The pair were immediately attracted to each other and on going into a private room, as she recounted in her journal the next day: “I was stamping and he was stamping on the floor, and then he kissed me bang smash on the mouth and ripped my hairband off. . . . And when he kissed my neck I bit him long and hard on the cheek, and when we came out of the room, blood was running down his face.” Could there be anything sexier?

Ted and Sylvia, Megan Fox and Machine Gun Kelly: sad girls are invariably drawn to dark or doomed romance, to brooding lovers in leather jackets. The thing about having your heart broken, though, is that you feel so alive. I do all the things we sad girls do best: writing poems, eating pizza in the bath and crying over episodes of Grey’s Anatomy (the “will they? won’t they?” love affair between Meredith and McDreamy is sad girl catnip).

For me, being a sad girl means being in touch with the way I feel (and feeling it all). It means embracing joy as much as sadness and not having to pretend that I’m someone I’m not; it is being completely, irrevocably “myself”. As a result, my friendships are deeper than ever, my relationships more connected. I’m not afraid to say “I love you”. I’m not embarrassed to admit when I’m not coping. It’s no joke that my colleagues say I’ve entered my “brutal honesty era”.

▸ **RECORDS SUPPLIED**
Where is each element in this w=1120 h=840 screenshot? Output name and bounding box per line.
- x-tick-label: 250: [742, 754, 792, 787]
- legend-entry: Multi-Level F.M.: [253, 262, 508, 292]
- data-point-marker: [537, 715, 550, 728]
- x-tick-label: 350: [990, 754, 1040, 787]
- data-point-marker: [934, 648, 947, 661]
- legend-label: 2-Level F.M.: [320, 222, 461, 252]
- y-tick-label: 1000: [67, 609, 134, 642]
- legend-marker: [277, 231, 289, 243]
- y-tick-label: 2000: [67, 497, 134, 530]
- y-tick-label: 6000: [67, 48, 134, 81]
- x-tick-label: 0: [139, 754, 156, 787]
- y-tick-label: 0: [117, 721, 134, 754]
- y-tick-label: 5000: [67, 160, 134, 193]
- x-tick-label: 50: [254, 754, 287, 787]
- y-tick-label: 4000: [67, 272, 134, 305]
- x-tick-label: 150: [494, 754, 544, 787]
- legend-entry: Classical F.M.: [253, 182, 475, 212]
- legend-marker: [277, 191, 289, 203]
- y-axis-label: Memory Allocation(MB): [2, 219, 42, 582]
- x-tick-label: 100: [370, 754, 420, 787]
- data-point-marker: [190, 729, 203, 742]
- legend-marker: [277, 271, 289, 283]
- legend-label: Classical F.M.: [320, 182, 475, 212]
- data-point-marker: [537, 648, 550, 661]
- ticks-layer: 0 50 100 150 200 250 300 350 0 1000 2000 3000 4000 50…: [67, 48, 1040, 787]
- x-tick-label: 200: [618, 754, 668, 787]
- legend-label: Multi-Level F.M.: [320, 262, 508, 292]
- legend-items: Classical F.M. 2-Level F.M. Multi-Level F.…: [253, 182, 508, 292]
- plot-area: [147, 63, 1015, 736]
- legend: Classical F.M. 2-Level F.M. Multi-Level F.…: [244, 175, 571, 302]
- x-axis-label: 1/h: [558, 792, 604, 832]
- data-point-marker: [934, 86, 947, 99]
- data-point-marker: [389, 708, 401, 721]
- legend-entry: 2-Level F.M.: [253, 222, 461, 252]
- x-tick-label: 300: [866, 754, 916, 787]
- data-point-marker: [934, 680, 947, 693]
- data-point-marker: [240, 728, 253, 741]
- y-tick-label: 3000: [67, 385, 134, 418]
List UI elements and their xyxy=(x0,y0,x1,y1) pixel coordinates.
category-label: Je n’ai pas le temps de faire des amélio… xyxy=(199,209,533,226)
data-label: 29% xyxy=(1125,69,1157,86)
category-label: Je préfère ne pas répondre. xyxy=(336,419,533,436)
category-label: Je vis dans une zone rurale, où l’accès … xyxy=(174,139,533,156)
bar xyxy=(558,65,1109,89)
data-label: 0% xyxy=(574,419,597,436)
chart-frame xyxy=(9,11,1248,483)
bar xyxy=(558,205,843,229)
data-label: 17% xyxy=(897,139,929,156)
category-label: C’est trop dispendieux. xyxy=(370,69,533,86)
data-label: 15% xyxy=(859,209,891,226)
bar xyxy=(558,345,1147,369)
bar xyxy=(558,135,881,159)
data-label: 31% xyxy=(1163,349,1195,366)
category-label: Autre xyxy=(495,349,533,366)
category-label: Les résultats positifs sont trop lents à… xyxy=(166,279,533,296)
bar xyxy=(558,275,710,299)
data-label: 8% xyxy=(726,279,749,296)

▸ **ACTIONS TO TAKE**
1: For each statement about the essay on being a sad girl, answer yes or no according to whether it agrees with the essay, and quote the words that decide it.
(a) The journal entry was written on the same day as the encounter it describes.
(b) The writer says that having your heart broken makes you feel alive.
(c) The writer is embarrassed to admit when not coping.
2: Answer these questions from the essay on being a sad girl.
(a) What did he rip off in the journal account?
(b) Episodes of which TV show does the writer cry over?
(c) What era do the writer's colleagues say the writer has entered?
3: Proceed with the essay on being a sad girl, picking up right after its final sentence.

▸ **FINAL RESULTS**
1:
(a) No: "as she recounted in her journal the next day"
(b) Yes: "The thing about having your heart broken, though, is that you feel so alive."
(c) No: "I’m not embarrassed to admit when I’m not coping."

2:
(a) Her hairband.
(b) Grey’s Anatomy.
(c) A "brutal honesty era".

3:
Yet on the flipside, being “open” isn’t always a blessing – it can also be a curse. As Plath once wrote in her little-known radio play, Three Women: “It is a terrible thing to be so open: it is as if my heart put on a face and walked into the world.” It can leave you vulnerable to being wounded. It can enhance – or stifle – conversation. It can increase intimacy, or scare someone off. Being (or being around) a sad girl isn’t for everyone.

There is also negativity associated with the sad girl trope. One accusation – and it’s a fair one – is that we pay undue attention to the sad white girl; that similarly “emo” women of colour are woefully under-represented. Netflix hits like Never Have I Ever or To All the Boys I’ve Loved Before, which feature a diverse array of sad girls, go some way to redressing the balance – but there’s always more work to be done.

And when it comes to worshipping Plath herself, as I do – well, some critics say that’s problematic; that her personal issues – and her tragic, well-documented death – are grossly glamourised. They argue that to fail to separate the legacy of her life’s work from her depression is akin to romanticising mental illness. Some say that buying in to the sad girl narrative risks undermining people’s suffering.

I see it differently: rather than glorifying tristesse, I think that a frank approach to grief and to feeling blue – and being honest about it – might just be life-changing.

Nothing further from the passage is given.